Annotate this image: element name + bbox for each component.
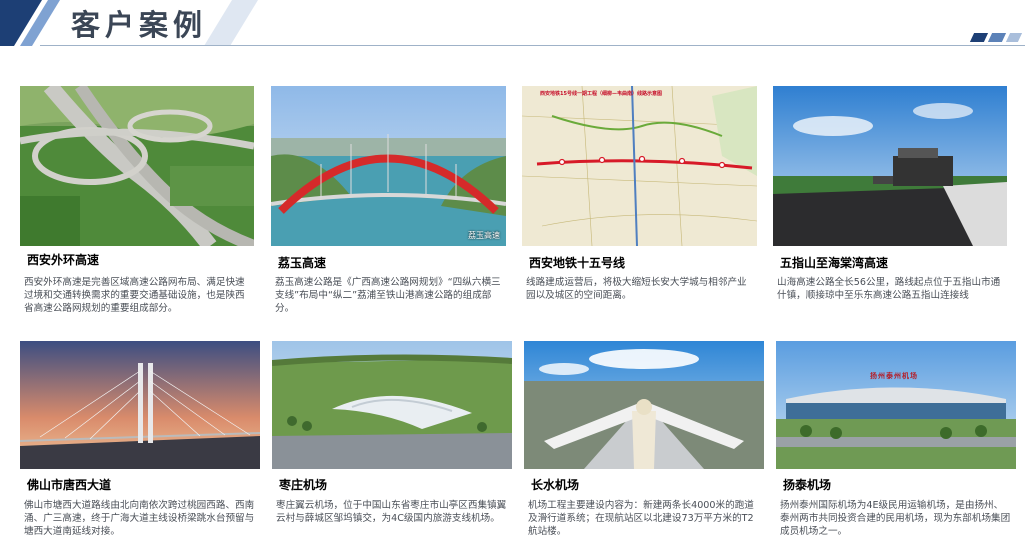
case-description: 西安外环高速是完善区域高速公路网布局、满足快速过境和交通转换需求的重要交通基础设… xyxy=(24,277,245,314)
case-image: 扬州泰州机场 xyxy=(776,341,1016,469)
case-description: 佛山市塘西大道路线由北向南依次跨过桃园西路、西南涌、广三高速，终于广海大道主线设… xyxy=(24,500,255,537)
case-title: 荔玉高速 xyxy=(278,256,327,270)
case-image: 西安地铁15号线一期工程（细柳—韦曲南）线路示意图 xyxy=(522,86,757,246)
case-image xyxy=(20,341,260,469)
case-card[interactable]: 荔玉高速 荔玉高速 荔玉高速公路是《广西高速公路网规划》“四纵六横三支线”布局中… xyxy=(271,86,507,326)
case-card[interactable]: 五指山至海棠湾高速 山海高速公路全长56公里，路线起点位于五指山市通什镇，顺接琼… xyxy=(773,86,1009,326)
case-description: 扬州泰州国际机场为4E级民用运输机场，是由扬州、泰州两市共同投资合建的民用机场，… xyxy=(780,500,1011,537)
case-title: 佛山市唐西大道 xyxy=(27,478,112,492)
case-card[interactable]: 扬州泰州机场 扬泰机场 扬州泰州国际机场为4E级民用运输机场，是由扬州、泰州两市… xyxy=(776,341,1016,551)
case-card[interactable]: 西安地铁15号线一期工程（细柳—韦曲南）线路示意图 西安地铁十五号线 线路建成运… xyxy=(522,86,758,326)
case-image xyxy=(272,341,512,469)
case-title: 西安地铁十五号线 xyxy=(529,256,626,270)
case-image xyxy=(773,86,1007,246)
case-title: 枣庄机场 xyxy=(279,478,328,492)
section-header: 客户案例 xyxy=(0,0,1026,50)
map-title: 西安地铁15号线一期工程（细柳—韦曲南）线路示意图 xyxy=(540,91,662,97)
case-title: 长水机场 xyxy=(531,478,580,492)
image-watermark: 荔玉高速 xyxy=(468,231,500,240)
case-card[interactable]: 佛山市唐西大道 佛山市塘西大道路线由北向南依次跨过桃园西路、西南涌、广三高速，终… xyxy=(20,341,260,551)
case-description: 机场工程主要建设内容为：新建两条长4000米的跑道及滑行道系统；在现航站区以北建… xyxy=(528,500,754,537)
header-mark-dark xyxy=(969,33,989,42)
case-title: 扬泰机场 xyxy=(783,478,832,492)
page-title: 客户案例 xyxy=(71,8,208,42)
case-image: 荔玉高速 xyxy=(271,86,506,246)
case-card[interactable]: 西安外环高速 西安外环高速是完善区域高速公路网布局、满足快速过境和交通转换需求的… xyxy=(20,86,256,326)
case-description: 荔玉高速公路是《广西高速公路网规划》“四纵六横三支线”布局中“纵二”荔浦至铁山港… xyxy=(275,277,501,314)
case-description: 山海高速公路全长56公里，路线起点位于五指山市通什镇，顺接琼中至乐东高速公路五指… xyxy=(777,277,1001,301)
case-image xyxy=(20,86,254,246)
case-card[interactable]: 枣庄机场 枣庄翼云机场，位于中国山东省枣庄市山亭区西集镇翼云村与薛城区邹坞镇交，… xyxy=(272,341,512,551)
header-mark-light xyxy=(1005,33,1023,42)
case-card[interactable]: 长水机场 机场工程主要建设内容为：新建两条长4000米的跑道及滑行道系统；在现航… xyxy=(524,341,764,551)
case-description: 枣庄翼云机场，位于中国山东省枣庄市山亭区西集镇翼云村与薛城区邹坞镇交，为4C级国… xyxy=(276,500,507,524)
header-divider xyxy=(40,45,1025,46)
case-image xyxy=(524,341,764,469)
case-title: 五指山至海棠湾高速 xyxy=(780,256,889,270)
case-title: 西安外环高速 xyxy=(27,253,100,267)
header-mark-mid xyxy=(987,33,1007,42)
case-description: 线路建成运营后，将极大缩短长安大学城与相邻产业园以及城区的空间距离。 xyxy=(526,277,747,301)
terminal-sign: 扬州泰州机场 xyxy=(870,372,918,380)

■ Written request: Pick out and copy every line in the items above that contains the string "扬州泰州机场".

■ The reply:
case-image: 扬州泰州机场 xyxy=(776,341,1016,469)
case-card[interactable]: 扬州泰州机场 扬泰机场 扬州泰州国际机场为4E级民用运输机场，是由扬州、泰州两市… xyxy=(776,341,1016,551)
terminal-sign: 扬州泰州机场 xyxy=(870,372,918,380)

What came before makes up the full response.